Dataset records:
━━━━━━

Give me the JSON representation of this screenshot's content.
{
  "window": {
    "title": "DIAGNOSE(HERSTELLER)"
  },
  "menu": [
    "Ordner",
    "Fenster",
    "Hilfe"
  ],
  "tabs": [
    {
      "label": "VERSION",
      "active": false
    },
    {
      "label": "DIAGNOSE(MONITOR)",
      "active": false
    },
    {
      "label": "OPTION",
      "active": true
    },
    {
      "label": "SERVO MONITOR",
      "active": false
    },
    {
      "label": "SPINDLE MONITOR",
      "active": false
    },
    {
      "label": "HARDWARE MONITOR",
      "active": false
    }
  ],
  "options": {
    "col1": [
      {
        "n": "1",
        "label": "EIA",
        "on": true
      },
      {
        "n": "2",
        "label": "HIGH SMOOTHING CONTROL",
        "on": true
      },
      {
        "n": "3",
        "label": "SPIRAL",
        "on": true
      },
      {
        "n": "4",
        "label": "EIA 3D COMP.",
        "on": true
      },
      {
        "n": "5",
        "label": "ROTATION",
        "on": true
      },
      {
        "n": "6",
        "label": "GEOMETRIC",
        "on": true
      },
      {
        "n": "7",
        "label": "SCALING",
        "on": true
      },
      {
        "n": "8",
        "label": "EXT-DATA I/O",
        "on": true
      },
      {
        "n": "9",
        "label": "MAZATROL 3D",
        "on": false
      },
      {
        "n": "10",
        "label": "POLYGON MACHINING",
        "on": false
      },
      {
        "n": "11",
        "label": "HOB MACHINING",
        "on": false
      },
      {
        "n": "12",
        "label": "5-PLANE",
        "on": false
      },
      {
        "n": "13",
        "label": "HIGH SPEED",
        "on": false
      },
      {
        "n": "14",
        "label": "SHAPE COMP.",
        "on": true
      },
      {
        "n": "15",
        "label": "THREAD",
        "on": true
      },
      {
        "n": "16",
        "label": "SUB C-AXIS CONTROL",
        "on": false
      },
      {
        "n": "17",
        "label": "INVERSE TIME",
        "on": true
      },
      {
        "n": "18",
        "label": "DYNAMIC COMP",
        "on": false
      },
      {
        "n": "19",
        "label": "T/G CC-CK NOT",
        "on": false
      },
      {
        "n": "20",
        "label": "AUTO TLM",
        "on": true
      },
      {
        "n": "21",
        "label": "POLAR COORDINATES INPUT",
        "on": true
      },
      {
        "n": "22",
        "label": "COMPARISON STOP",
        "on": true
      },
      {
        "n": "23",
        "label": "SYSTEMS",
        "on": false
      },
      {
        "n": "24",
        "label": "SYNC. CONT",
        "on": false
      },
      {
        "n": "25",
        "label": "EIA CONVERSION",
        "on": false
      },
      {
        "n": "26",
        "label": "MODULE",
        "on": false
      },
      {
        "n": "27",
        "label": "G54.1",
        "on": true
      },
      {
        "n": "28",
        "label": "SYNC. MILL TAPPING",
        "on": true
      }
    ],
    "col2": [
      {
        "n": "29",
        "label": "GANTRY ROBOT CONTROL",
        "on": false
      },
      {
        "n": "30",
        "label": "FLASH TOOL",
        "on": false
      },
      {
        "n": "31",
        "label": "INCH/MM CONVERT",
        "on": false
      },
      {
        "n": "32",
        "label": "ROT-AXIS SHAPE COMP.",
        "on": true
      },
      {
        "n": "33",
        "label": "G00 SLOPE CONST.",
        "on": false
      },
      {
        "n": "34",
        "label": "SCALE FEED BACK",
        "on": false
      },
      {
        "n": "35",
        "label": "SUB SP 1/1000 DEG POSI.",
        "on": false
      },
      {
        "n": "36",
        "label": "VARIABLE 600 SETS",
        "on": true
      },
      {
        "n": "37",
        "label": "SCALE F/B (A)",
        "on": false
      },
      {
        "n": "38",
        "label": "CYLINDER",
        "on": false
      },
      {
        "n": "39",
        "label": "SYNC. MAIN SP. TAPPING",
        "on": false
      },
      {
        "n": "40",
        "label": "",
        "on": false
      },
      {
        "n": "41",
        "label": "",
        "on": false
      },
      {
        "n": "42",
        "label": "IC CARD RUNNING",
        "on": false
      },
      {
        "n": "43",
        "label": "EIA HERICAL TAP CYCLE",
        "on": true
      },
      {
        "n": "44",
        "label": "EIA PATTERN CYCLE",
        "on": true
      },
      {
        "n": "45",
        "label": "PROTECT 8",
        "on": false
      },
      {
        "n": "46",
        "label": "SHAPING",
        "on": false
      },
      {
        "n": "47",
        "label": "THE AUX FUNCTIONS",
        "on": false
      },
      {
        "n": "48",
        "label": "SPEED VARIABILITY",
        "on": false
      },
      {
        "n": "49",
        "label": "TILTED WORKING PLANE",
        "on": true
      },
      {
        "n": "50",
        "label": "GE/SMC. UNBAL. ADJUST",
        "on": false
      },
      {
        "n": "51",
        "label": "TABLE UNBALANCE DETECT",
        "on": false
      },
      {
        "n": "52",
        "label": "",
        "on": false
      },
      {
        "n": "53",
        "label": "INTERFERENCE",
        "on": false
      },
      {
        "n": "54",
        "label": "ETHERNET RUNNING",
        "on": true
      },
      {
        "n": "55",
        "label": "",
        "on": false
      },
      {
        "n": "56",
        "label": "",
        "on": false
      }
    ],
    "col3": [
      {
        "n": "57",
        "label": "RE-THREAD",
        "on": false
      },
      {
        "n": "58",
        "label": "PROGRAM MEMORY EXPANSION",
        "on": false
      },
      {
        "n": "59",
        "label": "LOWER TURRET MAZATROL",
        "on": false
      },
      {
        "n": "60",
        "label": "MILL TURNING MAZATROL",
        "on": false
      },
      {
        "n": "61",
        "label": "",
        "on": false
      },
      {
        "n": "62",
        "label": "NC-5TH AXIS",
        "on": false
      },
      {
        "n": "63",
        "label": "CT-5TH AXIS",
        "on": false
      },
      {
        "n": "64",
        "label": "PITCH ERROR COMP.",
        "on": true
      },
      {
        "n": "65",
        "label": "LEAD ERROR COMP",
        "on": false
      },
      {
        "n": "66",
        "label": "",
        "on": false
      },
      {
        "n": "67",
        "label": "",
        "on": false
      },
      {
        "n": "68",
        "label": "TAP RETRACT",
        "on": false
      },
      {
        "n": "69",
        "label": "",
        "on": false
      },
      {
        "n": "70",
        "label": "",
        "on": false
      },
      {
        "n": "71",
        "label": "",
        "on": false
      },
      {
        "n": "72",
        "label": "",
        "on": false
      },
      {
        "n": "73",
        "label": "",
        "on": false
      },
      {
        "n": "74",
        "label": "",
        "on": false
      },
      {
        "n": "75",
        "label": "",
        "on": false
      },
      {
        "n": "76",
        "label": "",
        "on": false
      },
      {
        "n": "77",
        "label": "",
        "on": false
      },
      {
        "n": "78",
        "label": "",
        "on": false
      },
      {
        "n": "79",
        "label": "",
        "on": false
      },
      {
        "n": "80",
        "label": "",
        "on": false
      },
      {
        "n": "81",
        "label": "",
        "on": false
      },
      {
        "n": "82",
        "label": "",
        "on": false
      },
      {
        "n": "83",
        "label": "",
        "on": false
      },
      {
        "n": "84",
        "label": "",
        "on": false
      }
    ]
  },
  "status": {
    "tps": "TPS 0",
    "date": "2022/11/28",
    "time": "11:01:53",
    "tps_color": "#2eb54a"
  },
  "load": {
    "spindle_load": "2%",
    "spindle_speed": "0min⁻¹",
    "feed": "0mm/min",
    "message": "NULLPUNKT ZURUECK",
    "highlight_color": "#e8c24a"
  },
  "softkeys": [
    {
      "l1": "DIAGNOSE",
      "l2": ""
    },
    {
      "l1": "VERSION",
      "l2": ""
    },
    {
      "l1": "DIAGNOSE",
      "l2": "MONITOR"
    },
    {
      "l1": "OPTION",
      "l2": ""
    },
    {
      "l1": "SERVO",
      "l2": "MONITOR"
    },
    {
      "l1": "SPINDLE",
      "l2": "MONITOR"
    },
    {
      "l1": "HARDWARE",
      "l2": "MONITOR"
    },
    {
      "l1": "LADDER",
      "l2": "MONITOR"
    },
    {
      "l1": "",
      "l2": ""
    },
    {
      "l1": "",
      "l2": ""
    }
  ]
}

━━━━━━

AIM:
Gather up the lines that contain the word "MACHINING".

TASK RESULT:
        "label": "POLYGON MACHINING",
        "label": "HOB MACHINING",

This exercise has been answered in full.